DO THIS -> Copy all the data exactly, except the pictures.

RECORDS SUPPLIED ->
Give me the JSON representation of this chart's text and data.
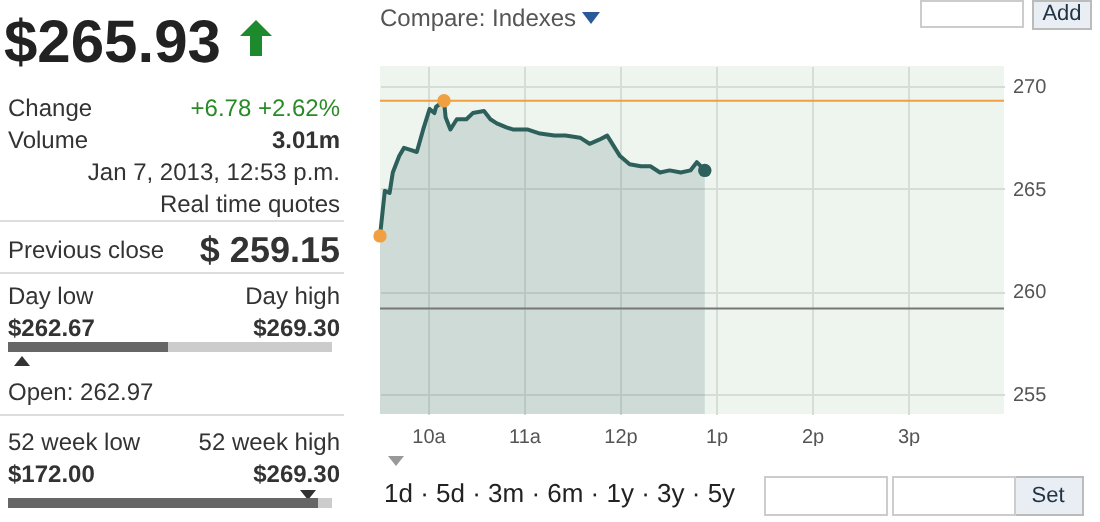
{
  "chart_data": [
    {
      "type": "other",
      "annotations": [
        "$265.93",
        "Change",
        "+6.78 +2.62%",
        "Volume",
        "3.01m",
        "Jan 7, 2013, 12:53 p.m.",
        "Real time quotes",
        "Previous close",
        "$ 259.15",
        "Day low",
        "Day high",
        "$262.67",
        "$269.30",
        "Open: 262.97",
        "52 week low",
        "52 week high",
        "$172.00",
        "$269.30"
      ]
    },
    {
      "type": "area",
      "annotations": [
        "Compare: Indexes",
        "Add",
        "1d · 5d · 3m · 6m · 1y · 3y · 5y",
        "Set"
      ],
      "xlim": [
        "2013-01-07T09:30",
        "2013-01-07T16:00"
      ],
      "xticks": [
        {
          "value": "2013-01-07T10:00",
          "label": "10a"
        },
        {
          "value": "2013-01-07T11:00",
          "label": "11a"
        },
        {
          "value": "2013-01-07T12:00",
          "label": "12p"
        },
        {
          "value": "2013-01-07T13:00",
          "label": "1p"
        },
        {
          "value": "2013-01-07T14:00",
          "label": "2p"
        },
        {
          "value": "2013-01-07T15:00",
          "label": "3p"
        }
      ],
      "ylim": [
        254,
        271
      ],
      "yticks": [
        255,
        260,
        265,
        270
      ],
      "grid": true,
      "ref_lines": [
        {
          "axis": "y",
          "value": 269.3,
          "color": "#f0a040"
        },
        {
          "axis": "y",
          "value": 259.15,
          "color": "#777777"
        }
      ],
      "series": [
        {
          "type": "area",
          "color": "#2d5f5b",
          "x": [
            "2013-01-07T09:30",
            "2013-01-07T09:33",
            "2013-01-07T09:36",
            "2013-01-07T09:38",
            "2013-01-07T09:42",
            "2013-01-07T09:45",
            "2013-01-07T09:49",
            "2013-01-07T09:53",
            "2013-01-07T09:57",
            "2013-01-07T10:01",
            "2013-01-07T10:04",
            "2013-01-07T10:05",
            "2013-01-07T10:10",
            "2013-01-07T10:11",
            "2013-01-07T10:14",
            "2013-01-07T10:18",
            "2013-01-07T10:24",
            "2013-01-07T10:28",
            "2013-01-07T10:35",
            "2013-01-07T10:39",
            "2013-01-07T10:43",
            "2013-01-07T10:49",
            "2013-01-07T10:53",
            "2013-01-07T11:02",
            "2013-01-07T11:10",
            "2013-01-07T11:19",
            "2013-01-07T11:26",
            "2013-01-07T11:35",
            "2013-01-07T11:41",
            "2013-01-07T11:47",
            "2013-01-07T11:52",
            "2013-01-07T11:56",
            "2013-01-07T12:00",
            "2013-01-07T12:06",
            "2013-01-07T12:13",
            "2013-01-07T12:19",
            "2013-01-07T12:25",
            "2013-01-07T12:31",
            "2013-01-07T12:38",
            "2013-01-07T12:44",
            "2013-01-07T12:48",
            "2013-01-07T12:53"
          ],
          "values": [
            262.7,
            264.9,
            264.8,
            265.8,
            266.6,
            267.0,
            266.9,
            266.8,
            267.9,
            268.9,
            268.7,
            269.0,
            269.3,
            268.5,
            267.9,
            268.4,
            268.4,
            268.7,
            268.8,
            268.4,
            268.2,
            268.0,
            267.9,
            267.9,
            267.7,
            267.6,
            267.6,
            267.5,
            267.2,
            267.4,
            267.6,
            267.1,
            266.6,
            266.2,
            266.1,
            266.1,
            265.8,
            265.9,
            265.8,
            265.9,
            266.3,
            265.9
          ]
        },
        {
          "type": "scatter",
          "marker": "circle",
          "x": [
            "2013-01-07T09:30",
            "2013-01-07T10:10",
            "2013-01-07T12:53"
          ],
          "values": [
            262.7,
            269.3,
            265.9
          ],
          "colors": [
            "#f0a040",
            "#f0a040",
            "#2d5f5b"
          ]
        }
      ]
    }
  ]
}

EXERCISE RESULT ->
Give me the JSON representation of this chart's text and data.
{
  "chart_data": [
    {
      "type": "other",
      "annotations": [
        "$265.93",
        "Change",
        "+6.78 +2.62%",
        "Volume",
        "3.01m",
        "Jan 7, 2013, 12:53 p.m.",
        "Real time quotes",
        "Previous close",
        "$ 259.15",
        "Day low",
        "Day high",
        "$262.67",
        "$269.30",
        "Open: 262.97",
        "52 week low",
        "52 week high",
        "$172.00",
        "$269.30"
      ]
    },
    {
      "type": "area",
      "annotations": [
        "Compare: Indexes",
        "Add",
        "1d · 5d · 3m · 6m · 1y · 3y · 5y",
        "Set"
      ],
      "xlim": [
        "2013-01-07T09:30",
        "2013-01-07T16:00"
      ],
      "xticks": [
        {
          "value": "2013-01-07T10:00",
          "label": "10a"
        },
        {
          "value": "2013-01-07T11:00",
          "label": "11a"
        },
        {
          "value": "2013-01-07T12:00",
          "label": "12p"
        },
        {
          "value": "2013-01-07T13:00",
          "label": "1p"
        },
        {
          "value": "2013-01-07T14:00",
          "label": "2p"
        },
        {
          "value": "2013-01-07T15:00",
          "label": "3p"
        }
      ],
      "ylim": [
        254,
        271
      ],
      "yticks": [
        255,
        260,
        265,
        270
      ],
      "grid": true,
      "ref_lines": [
        {
          "axis": "y",
          "value": 269.3,
          "color": "#f0a040"
        },
        {
          "axis": "y",
          "value": 259.15,
          "color": "#777777"
        }
      ],
      "series": [
        {
          "type": "area",
          "color": "#2d5f5b",
          "x": [
            "2013-01-07T09:30",
            "2013-01-07T09:33",
            "2013-01-07T09:36",
            "2013-01-07T09:38",
            "2013-01-07T09:42",
            "2013-01-07T09:45",
            "2013-01-07T09:49",
            "2013-01-07T09:53",
            "2013-01-07T09:57",
            "2013-01-07T10:01",
            "2013-01-07T10:04",
            "2013-01-07T10:05",
            "2013-01-07T10:10",
            "2013-01-07T10:11",
            "2013-01-07T10:14",
            "2013-01-07T10:18",
            "2013-01-07T10:24",
            "2013-01-07T10:28",
            "2013-01-07T10:35",
            "2013-01-07T10:39",
            "2013-01-07T10:43",
            "2013-01-07T10:49",
            "2013-01-07T10:53",
            "2013-01-07T11:02",
            "2013-01-07T11:10",
            "2013-01-07T11:19",
            "2013-01-07T11:26",
            "2013-01-07T11:35",
            "2013-01-07T11:41",
            "2013-01-07T11:47",
            "2013-01-07T11:52",
            "2013-01-07T11:56",
            "2013-01-07T12:00",
            "2013-01-07T12:06",
            "2013-01-07T12:13",
            "2013-01-07T12:19",
            "2013-01-07T12:25",
            "2013-01-07T12:31",
            "2013-01-07T12:38",
            "2013-01-07T12:44",
            "2013-01-07T12:48",
            "2013-01-07T12:53"
          ],
          "values": [
            262.7,
            264.9,
            264.8,
            265.8,
            266.6,
            267.0,
            266.9,
            266.8,
            267.9,
            268.9,
            268.7,
            269.0,
            269.3,
            268.5,
            267.9,
            268.4,
            268.4,
            268.7,
            268.8,
            268.4,
            268.2,
            268.0,
            267.9,
            267.9,
            267.7,
            267.6,
            267.6,
            267.5,
            267.2,
            267.4,
            267.6,
            267.1,
            266.6,
            266.2,
            266.1,
            266.1,
            265.8,
            265.9,
            265.8,
            265.9,
            266.3,
            265.9
          ]
        },
        {
          "type": "scatter",
          "marker": "circle",
          "x": [
            "2013-01-07T09:30",
            "2013-01-07T10:10",
            "2013-01-07T12:53"
          ],
          "values": [
            262.7,
            269.3,
            265.9
          ],
          "colors": [
            "#f0a040",
            "#f0a040",
            "#2d5f5b"
          ]
        }
      ]
    }
  ]
}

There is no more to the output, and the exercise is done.